__Stated exercise__
Count the lines below that contain the word "comment", and reply with that number alone.

__Provided material__
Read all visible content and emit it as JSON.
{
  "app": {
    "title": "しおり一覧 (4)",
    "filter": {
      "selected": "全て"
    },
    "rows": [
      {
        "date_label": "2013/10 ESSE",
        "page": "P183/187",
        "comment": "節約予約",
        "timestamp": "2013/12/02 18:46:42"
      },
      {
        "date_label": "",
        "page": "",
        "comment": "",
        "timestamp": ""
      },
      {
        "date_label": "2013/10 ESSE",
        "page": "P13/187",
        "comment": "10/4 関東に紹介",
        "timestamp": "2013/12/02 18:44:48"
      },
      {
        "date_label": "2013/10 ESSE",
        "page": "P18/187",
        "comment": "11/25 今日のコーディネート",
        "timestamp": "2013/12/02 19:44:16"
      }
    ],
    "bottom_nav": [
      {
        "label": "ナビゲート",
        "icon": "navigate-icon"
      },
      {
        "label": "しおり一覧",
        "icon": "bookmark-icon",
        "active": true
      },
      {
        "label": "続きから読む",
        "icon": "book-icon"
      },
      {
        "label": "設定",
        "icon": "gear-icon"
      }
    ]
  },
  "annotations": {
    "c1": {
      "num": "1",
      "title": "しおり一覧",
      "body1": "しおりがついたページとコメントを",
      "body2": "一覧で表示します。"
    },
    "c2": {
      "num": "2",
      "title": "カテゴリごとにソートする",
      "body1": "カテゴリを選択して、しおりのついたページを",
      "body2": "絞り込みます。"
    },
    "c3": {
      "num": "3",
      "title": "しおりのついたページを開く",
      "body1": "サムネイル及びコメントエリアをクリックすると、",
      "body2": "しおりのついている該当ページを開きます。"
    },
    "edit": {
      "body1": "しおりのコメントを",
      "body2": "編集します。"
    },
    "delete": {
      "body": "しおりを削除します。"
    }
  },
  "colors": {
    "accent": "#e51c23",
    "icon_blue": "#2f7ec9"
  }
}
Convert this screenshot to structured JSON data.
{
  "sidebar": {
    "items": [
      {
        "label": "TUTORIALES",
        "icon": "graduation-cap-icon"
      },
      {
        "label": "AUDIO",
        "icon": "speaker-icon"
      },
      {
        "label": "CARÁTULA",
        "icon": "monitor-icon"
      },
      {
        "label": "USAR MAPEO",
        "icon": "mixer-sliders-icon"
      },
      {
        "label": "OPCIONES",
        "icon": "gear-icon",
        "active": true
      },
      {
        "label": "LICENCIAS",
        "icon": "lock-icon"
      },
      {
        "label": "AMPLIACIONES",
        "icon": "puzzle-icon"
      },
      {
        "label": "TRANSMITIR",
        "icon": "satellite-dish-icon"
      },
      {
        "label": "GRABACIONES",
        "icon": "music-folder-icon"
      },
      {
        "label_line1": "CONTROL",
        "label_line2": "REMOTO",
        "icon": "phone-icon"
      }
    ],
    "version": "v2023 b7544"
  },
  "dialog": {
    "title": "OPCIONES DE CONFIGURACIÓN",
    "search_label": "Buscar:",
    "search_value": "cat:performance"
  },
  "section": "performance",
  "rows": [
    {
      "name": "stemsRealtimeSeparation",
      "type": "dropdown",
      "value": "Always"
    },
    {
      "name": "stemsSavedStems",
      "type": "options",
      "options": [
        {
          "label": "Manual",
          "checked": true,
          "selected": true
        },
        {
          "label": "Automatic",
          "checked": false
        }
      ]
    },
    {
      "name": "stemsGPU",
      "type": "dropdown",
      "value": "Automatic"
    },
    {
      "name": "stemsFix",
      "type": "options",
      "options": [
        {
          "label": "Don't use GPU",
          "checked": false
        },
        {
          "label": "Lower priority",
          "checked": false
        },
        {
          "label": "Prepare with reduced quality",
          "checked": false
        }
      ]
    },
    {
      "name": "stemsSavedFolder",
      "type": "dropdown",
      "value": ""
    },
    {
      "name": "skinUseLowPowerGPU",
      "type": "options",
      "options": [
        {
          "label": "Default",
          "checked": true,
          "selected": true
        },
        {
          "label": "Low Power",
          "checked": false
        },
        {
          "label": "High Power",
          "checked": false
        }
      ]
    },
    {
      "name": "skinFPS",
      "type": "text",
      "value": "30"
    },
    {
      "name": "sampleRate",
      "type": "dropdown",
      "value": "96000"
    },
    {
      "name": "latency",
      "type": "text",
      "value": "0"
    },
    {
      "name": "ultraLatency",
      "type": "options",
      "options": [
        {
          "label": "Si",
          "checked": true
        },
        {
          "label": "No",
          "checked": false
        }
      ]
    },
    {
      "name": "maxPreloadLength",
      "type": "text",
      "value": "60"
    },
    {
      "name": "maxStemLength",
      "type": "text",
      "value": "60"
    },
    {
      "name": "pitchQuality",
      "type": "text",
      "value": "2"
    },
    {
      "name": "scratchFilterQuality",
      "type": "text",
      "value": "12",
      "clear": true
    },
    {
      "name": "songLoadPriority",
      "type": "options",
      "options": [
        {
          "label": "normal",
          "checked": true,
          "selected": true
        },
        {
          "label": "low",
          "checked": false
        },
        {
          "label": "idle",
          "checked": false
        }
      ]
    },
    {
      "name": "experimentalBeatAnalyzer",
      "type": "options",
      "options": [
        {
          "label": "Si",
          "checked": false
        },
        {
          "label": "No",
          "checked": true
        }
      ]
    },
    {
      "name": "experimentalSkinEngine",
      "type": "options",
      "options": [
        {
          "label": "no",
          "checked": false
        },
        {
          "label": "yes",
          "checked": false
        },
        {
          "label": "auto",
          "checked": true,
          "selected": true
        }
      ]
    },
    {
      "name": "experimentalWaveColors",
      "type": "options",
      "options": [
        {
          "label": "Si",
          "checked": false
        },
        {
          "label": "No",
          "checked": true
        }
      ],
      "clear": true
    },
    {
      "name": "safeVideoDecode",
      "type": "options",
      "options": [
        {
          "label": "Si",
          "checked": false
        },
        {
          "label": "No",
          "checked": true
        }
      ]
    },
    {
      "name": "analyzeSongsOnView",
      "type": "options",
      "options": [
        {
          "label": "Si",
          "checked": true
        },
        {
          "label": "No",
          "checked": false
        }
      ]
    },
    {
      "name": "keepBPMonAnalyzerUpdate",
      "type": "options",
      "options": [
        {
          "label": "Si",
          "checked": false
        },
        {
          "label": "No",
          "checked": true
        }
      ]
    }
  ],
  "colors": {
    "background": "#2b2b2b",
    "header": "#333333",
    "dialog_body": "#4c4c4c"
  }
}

__Task answer__
4